**Stored records:**
◇ ◇ ◇
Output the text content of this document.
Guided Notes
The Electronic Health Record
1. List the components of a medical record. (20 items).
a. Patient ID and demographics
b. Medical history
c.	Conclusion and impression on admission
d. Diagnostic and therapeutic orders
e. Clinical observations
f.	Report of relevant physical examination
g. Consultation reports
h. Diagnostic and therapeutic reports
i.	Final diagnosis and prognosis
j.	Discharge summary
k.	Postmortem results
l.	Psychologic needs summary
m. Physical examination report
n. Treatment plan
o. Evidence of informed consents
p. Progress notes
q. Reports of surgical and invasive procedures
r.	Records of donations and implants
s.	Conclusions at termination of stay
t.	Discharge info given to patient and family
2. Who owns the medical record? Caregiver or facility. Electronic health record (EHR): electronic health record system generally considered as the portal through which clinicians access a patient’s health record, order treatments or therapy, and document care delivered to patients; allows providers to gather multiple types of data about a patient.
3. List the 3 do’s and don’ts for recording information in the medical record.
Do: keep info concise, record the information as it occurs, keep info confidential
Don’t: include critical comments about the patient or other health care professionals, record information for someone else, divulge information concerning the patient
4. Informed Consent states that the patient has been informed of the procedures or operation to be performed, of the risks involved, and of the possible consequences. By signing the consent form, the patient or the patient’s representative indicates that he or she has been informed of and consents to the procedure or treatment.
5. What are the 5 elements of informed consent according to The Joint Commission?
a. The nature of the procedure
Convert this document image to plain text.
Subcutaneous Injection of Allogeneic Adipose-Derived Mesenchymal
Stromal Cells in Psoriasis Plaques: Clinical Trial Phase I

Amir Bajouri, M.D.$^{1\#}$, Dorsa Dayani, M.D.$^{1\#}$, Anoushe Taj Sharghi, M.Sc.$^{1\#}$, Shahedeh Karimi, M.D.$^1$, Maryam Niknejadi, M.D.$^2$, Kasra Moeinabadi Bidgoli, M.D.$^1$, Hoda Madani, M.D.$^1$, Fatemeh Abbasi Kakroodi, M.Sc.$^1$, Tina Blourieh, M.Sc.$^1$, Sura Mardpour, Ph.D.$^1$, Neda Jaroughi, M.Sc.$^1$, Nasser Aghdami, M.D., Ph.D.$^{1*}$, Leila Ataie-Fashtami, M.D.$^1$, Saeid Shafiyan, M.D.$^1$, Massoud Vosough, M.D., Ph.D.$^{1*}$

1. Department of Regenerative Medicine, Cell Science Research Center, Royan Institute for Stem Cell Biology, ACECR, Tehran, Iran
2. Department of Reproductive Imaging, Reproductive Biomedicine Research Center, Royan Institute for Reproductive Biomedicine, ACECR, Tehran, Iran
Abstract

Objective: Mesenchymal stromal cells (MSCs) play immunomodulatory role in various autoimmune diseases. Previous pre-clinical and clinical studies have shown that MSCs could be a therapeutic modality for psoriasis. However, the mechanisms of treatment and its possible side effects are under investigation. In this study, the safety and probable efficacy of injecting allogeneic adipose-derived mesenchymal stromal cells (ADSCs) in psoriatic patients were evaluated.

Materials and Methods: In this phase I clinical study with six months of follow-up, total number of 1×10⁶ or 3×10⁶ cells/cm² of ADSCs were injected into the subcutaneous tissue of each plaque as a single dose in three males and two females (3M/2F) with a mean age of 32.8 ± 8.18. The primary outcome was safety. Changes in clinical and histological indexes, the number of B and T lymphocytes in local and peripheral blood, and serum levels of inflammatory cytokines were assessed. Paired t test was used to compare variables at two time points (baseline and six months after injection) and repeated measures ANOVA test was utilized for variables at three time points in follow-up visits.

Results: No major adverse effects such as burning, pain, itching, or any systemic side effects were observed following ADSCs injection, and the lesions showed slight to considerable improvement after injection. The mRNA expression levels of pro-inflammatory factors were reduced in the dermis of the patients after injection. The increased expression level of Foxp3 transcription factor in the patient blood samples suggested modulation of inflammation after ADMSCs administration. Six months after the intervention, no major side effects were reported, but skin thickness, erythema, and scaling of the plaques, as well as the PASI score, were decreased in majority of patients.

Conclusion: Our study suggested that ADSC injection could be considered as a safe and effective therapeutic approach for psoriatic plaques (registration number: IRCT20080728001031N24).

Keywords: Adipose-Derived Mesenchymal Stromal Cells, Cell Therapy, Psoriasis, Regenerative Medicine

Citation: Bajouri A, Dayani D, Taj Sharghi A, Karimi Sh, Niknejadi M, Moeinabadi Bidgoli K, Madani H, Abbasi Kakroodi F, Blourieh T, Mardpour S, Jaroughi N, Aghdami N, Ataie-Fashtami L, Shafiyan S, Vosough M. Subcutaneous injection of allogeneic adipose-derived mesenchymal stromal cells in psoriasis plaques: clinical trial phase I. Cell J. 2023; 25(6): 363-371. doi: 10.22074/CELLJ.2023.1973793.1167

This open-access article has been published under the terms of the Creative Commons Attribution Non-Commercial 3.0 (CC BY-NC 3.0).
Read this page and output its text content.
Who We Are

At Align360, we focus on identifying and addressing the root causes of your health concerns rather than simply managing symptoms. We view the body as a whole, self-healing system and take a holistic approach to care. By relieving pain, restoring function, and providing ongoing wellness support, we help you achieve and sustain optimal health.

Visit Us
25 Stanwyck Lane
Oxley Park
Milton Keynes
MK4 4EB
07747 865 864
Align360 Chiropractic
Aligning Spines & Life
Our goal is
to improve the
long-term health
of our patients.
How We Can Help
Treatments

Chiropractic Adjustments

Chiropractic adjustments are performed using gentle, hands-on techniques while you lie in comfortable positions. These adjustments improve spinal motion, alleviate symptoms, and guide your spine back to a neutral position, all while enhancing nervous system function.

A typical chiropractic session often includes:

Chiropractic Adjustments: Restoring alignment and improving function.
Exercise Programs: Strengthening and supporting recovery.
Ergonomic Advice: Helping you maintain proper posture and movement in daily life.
◇ ◇ ◇
**Work required:**
What is needed is a word-for-word restatement of every line from the one with "Read this page and output its text content." to the end of the entries above.

**Response:**
Read this page and output its text content.
Who We Are

At Align360, we focus on identifying and addressing the root causes of your health concerns rather than simply managing symptoms. We view the body as a whole, self-healing system and take a holistic approach to care. By relieving pain, restoring function, and providing ongoing wellness support, we help you achieve and sustain optimal health.

Visit Us
25 Stanwyck Lane
Oxley Park
Milton Keynes
MK4 4EB
07747 865 864
Align360 Chiropractic
Aligning Spines & Life
Our goal is
to improve the
long-term health
of our patients.
How We Can Help
Treatments

Chiropractic Adjustments

Chiropractic adjustments are performed using gentle, hands-on techniques while you lie in comfortable positions. These adjustments improve spinal motion, alleviate symptoms, and guide your spine back to a neutral position, all while enhancing nervous system function.

A typical chiropractic session often includes:

Chiropractic Adjustments: Restoring alignment and improving function.
Exercise Programs: Strengthening and supporting recovery.
Ergonomic Advice: Helping you maintain proper posture and movement in daily life.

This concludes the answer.